Exercise directions: Keep only the lines of the data below that contain "this", and copy them.
START Data supplied
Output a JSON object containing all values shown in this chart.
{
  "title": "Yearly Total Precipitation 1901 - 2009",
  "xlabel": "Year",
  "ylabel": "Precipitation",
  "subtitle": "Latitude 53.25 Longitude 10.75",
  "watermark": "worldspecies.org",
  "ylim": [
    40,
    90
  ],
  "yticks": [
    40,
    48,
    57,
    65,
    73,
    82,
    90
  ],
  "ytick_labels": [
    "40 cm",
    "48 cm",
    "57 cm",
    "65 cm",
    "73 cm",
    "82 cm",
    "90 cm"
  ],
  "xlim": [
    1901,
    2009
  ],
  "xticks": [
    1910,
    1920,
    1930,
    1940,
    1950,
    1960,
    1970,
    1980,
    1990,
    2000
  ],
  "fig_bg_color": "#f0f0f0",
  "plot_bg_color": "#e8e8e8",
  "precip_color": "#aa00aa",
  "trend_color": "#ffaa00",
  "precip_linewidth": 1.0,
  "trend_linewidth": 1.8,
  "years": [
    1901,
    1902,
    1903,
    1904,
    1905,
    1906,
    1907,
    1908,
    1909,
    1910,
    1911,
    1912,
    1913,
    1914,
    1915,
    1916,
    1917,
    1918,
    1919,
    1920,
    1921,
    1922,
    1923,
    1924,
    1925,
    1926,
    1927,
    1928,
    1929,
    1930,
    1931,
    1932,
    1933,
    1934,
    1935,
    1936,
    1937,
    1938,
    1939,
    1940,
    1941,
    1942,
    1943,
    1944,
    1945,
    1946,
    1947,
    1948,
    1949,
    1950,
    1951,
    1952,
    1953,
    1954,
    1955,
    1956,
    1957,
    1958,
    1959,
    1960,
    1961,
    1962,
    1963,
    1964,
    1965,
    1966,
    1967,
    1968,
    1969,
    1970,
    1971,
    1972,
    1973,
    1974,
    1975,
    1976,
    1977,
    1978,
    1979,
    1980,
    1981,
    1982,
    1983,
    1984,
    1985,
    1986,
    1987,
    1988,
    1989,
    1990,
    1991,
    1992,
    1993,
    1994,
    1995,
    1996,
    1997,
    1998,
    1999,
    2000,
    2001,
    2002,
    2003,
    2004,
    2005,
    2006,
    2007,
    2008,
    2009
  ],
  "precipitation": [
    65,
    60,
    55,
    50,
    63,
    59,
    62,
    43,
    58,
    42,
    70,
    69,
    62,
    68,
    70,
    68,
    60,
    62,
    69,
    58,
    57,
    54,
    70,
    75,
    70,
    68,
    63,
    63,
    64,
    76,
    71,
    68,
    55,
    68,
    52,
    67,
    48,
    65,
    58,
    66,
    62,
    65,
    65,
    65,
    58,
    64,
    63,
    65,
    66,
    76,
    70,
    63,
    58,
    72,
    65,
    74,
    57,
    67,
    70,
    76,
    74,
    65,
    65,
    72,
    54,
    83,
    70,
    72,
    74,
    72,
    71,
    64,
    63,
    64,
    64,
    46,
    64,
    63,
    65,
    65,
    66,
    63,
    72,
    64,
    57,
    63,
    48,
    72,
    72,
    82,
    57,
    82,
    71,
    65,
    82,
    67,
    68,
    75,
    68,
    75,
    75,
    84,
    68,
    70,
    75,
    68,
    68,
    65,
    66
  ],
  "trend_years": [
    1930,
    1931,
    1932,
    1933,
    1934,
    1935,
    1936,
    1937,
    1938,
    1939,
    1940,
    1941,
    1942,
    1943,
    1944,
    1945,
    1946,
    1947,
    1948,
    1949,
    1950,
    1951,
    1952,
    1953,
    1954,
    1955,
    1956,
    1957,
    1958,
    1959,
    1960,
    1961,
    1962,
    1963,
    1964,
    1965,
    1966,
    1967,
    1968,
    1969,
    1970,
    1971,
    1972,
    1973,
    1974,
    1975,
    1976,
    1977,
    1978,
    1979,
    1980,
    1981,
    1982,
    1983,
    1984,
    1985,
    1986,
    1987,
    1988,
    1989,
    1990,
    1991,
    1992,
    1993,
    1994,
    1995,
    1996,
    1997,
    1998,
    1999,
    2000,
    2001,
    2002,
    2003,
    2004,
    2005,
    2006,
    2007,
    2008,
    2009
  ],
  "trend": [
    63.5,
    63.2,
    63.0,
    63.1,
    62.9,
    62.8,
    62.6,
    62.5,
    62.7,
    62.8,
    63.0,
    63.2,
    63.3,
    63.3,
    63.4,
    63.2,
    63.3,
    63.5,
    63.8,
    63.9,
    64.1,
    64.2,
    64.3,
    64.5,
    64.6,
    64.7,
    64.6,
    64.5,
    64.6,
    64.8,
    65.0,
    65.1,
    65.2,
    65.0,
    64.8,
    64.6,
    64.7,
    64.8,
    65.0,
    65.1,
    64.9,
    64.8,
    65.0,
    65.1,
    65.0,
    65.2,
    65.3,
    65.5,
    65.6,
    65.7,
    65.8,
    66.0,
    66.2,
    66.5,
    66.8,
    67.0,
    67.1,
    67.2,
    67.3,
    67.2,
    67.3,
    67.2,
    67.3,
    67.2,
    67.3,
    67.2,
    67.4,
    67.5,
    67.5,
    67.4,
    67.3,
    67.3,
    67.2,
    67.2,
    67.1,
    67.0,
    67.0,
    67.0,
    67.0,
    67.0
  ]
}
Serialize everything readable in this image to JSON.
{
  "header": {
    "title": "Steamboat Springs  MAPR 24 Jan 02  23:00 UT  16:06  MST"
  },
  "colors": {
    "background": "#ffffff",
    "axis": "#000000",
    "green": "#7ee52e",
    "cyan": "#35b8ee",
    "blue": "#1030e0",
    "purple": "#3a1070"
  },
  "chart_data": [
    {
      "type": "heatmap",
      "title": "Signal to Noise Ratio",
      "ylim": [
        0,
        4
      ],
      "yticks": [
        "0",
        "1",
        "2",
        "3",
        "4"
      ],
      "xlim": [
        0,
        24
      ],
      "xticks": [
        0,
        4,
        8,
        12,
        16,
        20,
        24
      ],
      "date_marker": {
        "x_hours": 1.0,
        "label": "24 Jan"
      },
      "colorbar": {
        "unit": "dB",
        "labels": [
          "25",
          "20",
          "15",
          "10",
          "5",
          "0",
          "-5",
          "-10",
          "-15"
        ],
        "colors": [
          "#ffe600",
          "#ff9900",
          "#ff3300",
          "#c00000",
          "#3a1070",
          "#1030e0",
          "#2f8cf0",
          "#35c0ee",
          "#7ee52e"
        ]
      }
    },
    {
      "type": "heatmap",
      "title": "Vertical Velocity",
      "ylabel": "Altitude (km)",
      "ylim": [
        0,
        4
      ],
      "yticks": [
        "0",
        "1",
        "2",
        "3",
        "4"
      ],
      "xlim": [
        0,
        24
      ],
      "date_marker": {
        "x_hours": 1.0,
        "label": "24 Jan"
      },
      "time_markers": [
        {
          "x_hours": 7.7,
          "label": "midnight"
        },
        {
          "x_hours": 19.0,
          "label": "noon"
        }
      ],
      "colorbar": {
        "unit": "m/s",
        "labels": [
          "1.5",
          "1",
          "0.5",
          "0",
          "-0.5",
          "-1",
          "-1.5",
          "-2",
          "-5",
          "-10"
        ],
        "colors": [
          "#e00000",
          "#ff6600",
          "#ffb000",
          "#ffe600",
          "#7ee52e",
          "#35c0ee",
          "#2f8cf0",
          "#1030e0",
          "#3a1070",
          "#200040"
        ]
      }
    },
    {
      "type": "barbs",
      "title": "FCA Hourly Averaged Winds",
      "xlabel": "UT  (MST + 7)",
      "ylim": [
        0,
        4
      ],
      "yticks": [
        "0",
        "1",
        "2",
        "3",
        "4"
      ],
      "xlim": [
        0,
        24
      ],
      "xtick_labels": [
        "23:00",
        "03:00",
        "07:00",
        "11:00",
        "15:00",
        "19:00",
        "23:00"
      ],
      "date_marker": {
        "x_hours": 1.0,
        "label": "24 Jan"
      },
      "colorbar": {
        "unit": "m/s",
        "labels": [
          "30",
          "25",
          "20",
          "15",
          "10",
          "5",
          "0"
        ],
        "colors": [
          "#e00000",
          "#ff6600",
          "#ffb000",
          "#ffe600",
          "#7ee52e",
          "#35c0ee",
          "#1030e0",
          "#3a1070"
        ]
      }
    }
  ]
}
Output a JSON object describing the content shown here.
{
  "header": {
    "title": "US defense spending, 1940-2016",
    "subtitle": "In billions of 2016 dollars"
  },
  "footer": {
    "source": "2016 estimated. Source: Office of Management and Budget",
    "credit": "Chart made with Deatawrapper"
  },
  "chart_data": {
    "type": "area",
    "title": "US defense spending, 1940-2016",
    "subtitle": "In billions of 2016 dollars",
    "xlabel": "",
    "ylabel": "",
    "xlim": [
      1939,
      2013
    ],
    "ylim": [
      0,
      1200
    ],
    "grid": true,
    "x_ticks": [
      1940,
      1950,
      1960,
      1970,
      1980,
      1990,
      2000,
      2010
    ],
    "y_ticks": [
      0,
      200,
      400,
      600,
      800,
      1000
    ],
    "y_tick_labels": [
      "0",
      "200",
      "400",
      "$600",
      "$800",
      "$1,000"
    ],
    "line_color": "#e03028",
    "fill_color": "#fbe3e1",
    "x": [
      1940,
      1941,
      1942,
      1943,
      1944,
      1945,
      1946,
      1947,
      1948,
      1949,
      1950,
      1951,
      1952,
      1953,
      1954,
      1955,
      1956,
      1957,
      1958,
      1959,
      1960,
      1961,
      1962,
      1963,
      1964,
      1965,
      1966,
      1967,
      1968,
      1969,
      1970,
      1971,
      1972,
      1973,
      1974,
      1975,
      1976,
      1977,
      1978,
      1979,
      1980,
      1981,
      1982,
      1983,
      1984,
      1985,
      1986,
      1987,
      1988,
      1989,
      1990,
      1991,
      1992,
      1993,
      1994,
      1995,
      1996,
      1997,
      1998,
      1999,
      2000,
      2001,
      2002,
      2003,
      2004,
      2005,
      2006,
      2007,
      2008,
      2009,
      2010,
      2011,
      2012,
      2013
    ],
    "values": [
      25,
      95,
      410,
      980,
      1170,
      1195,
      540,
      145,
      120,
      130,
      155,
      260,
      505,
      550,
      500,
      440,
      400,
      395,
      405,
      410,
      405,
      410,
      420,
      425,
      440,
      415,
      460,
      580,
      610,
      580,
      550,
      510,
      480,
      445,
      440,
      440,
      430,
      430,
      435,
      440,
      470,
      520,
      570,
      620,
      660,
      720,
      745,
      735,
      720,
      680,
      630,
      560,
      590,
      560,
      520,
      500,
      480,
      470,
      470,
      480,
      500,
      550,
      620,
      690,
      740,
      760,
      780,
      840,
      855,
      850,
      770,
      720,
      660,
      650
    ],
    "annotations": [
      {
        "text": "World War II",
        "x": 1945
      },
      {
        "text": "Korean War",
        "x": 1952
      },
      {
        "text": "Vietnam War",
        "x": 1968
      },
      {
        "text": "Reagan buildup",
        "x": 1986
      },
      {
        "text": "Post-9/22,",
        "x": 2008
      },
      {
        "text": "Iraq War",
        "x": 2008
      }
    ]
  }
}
END Data supplied
Written solution:
Output a JSON object containing all values shown in this chart.
Serialize everything readable in this image to JSON.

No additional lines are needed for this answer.